● Supplied entries

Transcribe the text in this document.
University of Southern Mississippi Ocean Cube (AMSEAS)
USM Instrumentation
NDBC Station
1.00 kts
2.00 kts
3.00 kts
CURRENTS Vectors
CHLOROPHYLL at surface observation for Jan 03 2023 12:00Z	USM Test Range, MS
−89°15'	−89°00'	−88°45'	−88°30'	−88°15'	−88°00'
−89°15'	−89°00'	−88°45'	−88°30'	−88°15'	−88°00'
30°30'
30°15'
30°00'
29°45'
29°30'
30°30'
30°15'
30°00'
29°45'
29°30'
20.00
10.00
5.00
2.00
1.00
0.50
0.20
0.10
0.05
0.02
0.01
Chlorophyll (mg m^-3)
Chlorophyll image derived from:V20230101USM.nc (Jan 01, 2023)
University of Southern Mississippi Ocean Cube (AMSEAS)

--

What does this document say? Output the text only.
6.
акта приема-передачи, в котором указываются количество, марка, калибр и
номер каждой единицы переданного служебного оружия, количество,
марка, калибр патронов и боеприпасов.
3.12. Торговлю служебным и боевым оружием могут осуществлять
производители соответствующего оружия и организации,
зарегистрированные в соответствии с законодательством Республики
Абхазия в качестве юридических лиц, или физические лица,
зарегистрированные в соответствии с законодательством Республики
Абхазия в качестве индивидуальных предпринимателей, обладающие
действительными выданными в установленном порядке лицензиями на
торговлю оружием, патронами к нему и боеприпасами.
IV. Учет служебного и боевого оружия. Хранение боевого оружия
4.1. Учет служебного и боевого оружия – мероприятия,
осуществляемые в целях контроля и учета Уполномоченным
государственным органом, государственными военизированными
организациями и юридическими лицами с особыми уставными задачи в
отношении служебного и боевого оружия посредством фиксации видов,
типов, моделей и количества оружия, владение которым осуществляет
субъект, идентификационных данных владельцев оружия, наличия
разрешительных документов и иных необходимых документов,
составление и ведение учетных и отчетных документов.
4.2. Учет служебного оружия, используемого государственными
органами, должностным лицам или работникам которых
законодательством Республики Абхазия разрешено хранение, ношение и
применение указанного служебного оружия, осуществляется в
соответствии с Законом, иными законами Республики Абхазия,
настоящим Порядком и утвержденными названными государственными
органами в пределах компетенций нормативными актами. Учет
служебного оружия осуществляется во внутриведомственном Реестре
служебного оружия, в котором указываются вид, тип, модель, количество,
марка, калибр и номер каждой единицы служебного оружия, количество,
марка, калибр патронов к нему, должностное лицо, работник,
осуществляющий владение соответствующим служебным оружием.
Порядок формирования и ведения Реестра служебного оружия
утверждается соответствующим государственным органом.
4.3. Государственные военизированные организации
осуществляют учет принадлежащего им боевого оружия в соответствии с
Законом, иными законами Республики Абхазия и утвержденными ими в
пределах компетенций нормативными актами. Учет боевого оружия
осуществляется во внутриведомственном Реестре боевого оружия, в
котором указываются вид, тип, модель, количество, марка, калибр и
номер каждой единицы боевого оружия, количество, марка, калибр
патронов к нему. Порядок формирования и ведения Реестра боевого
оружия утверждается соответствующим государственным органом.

● Problem requirements
Lines that include the word "внутриведомственном" are to be extracted from the data above.

● Written solution
служебного оружия осуществляется во внутриведомственном Реестре
осуществляется во внутриведомственном Реестре боевого оружия, в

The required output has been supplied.